Figure collection entries
============================================================
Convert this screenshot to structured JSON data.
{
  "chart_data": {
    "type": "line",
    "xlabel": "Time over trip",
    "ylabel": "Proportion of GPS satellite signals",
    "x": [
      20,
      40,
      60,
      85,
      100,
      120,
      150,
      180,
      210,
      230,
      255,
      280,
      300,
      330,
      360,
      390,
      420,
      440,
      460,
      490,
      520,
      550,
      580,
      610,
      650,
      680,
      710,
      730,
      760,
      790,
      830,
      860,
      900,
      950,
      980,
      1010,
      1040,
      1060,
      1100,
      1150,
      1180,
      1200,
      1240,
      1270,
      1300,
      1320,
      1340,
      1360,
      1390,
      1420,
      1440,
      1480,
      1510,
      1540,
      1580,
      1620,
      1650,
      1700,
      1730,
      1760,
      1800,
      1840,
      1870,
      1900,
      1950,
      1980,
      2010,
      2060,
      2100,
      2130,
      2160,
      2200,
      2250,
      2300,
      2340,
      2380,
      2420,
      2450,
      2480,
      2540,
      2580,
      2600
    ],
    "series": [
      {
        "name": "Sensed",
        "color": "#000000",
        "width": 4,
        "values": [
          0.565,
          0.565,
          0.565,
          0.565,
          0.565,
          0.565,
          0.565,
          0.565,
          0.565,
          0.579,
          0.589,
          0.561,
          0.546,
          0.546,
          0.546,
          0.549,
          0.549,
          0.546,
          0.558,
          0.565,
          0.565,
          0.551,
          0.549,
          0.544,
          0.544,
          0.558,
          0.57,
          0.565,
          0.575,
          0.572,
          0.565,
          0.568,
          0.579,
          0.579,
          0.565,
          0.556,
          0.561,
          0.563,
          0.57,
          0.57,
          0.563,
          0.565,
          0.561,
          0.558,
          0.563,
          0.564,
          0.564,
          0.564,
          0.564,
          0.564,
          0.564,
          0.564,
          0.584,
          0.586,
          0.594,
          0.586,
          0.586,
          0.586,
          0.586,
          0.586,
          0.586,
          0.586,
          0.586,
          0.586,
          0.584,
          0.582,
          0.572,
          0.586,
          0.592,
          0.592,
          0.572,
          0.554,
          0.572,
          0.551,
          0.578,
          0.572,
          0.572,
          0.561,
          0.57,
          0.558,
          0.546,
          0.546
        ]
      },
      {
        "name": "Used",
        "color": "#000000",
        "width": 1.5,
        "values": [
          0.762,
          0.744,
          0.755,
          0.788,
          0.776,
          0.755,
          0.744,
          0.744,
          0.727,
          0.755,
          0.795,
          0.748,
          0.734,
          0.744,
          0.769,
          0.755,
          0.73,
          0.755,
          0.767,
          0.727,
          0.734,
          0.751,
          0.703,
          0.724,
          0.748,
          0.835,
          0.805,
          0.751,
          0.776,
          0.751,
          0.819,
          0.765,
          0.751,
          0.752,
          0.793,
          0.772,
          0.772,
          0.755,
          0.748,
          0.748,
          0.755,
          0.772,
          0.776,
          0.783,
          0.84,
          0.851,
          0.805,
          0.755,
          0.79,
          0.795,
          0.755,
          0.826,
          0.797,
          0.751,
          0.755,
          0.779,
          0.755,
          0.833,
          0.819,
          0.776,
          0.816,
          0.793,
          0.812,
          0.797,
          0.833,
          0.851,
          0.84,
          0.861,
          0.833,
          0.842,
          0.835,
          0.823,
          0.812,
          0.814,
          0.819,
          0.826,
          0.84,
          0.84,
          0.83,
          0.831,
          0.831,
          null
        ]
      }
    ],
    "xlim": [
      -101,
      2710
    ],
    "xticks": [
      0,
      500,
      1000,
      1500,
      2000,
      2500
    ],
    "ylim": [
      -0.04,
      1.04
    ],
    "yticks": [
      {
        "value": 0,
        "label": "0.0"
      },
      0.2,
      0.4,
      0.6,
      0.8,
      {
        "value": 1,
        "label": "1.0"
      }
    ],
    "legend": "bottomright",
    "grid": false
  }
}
============================================================
TASK STATEMENT: Please restate the whole listing word for word.

THE SOLUTION:
Convert this screenshot to structured JSON data.
{
  "chart_data": {
    "type": "line",
    "xlabel": "Time over trip",
    "ylabel": "Proportion of GPS satellite signals",
    "x": [
      20,
      40,
      60,
      85,
      100,
      120,
      150,
      180,
      210,
      230,
      255,
      280,
      300,
      330,
      360,
      390,
      420,
      440,
      460,
      490,
      520,
      550,
      580,
      610,
      650,
      680,
      710,
      730,
      760,
      790,
      830,
      860,
      900,
      950,
      980,
      1010,
      1040,
      1060,
      1100,
      1150,
      1180,
      1200,
      1240,
      1270,
      1300,
      1320,
      1340,
      1360,
      1390,
      1420,
      1440,
      1480,
      1510,
      1540,
      1580,
      1620,
      1650,
      1700,
      1730,
      1760,
      1800,
      1840,
      1870,
      1900,
      1950,
      1980,
      2010,
      2060,
      2100,
      2130,
      2160,
      2200,
      2250,
      2300,
      2340,
      2380,
      2420,
      2450,
      2480,
      2540,
      2580,
      2600
    ],
    "series": [
      {
        "name": "Sensed",
        "color": "#000000",
        "width": 4,
        "values": [
          0.565,
          0.565,
          0.565,
          0.565,
          0.565,
          0.565,
          0.565,
          0.565,
          0.565,
          0.579,
          0.589,
          0.561,
          0.546,
          0.546,
          0.546,
          0.549,
          0.549,
          0.546,
          0.558,
          0.565,
          0.565,
          0.551,
          0.549,
          0.544,
          0.544,
          0.558,
          0.57,
          0.565,
          0.575,
          0.572,
          0.565,
          0.568,
          0.579,
          0.579,
          0.565,
          0.556,
          0.561,
          0.563,
          0.57,
          0.57,
          0.563,
          0.565,
          0.561,
          0.558,
          0.563,
          0.564,
          0.564,
          0.564,
          0.564,
          0.564,
          0.564,
          0.564,
          0.584,
          0.586,
          0.594,
          0.586,
          0.586,
          0.586,
          0.586,
          0.586,
          0.586,
          0.586,
          0.586,
          0.586,
          0.584,
          0.582,
          0.572,
          0.586,
          0.592,
          0.592,
          0.572,
          0.554,
          0.572,
          0.551,
          0.578,
          0.572,
          0.572,
          0.561,
          0.57,
          0.558,
          0.546,
          0.546
        ]
      },
      {
        "name": "Used",
        "color": "#000000",
        "width": 1.5,
        "values": [
          0.762,
          0.744,
          0.755,
          0.788,
          0.776,
          0.755,
          0.744,
          0.744,
          0.727,
          0.755,
          0.795,
          0.748,
          0.734,
          0.744,
          0.769,
          0.755,
          0.73,
          0.755,
          0.767,
          0.727,
          0.734,
          0.751,
          0.703,
          0.724,
          0.748,
          0.835,
          0.805,
          0.751,
          0.776,
          0.751,
          0.819,
          0.765,
          0.751,
          0.752,
          0.793,
          0.772,
          0.772,
          0.755,
          0.748,
          0.748,
          0.755,
          0.772,
          0.776,
          0.783,
          0.84,
          0.851,
          0.805,
          0.755,
          0.79,
          0.795,
          0.755,
          0.826,
          0.797,
          0.751,
          0.755,
          0.779,
          0.755,
          0.833,
          0.819,
          0.776,
          0.816,
          0.793,
          0.812,
          0.797,
          0.833,
          0.851,
          0.84,
          0.861,
          0.833,
          0.842,
          0.835,
          0.823,
          0.812,
          0.814,
          0.819,
          0.826,
          0.84,
          0.84,
          0.83,
          0.831,
          0.831,
          null
        ]
      }
    ],
    "xlim": [
      -101,
      2710
    ],
    "xticks": [
      0,
      500,
      1000,
      1500,
      2000,
      2500
    ],
    "ylim": [
      -0.04,
      1.04
    ],
    "yticks": [
      {
        "value": 0,
        "label": "0.0"
      },
      0.2,
      0.4,
      0.6,
      0.8,
      {
        "value": 1,
        "label": "1.0"
      }
    ],
    "legend": "bottomright",
    "grid": false
  }
}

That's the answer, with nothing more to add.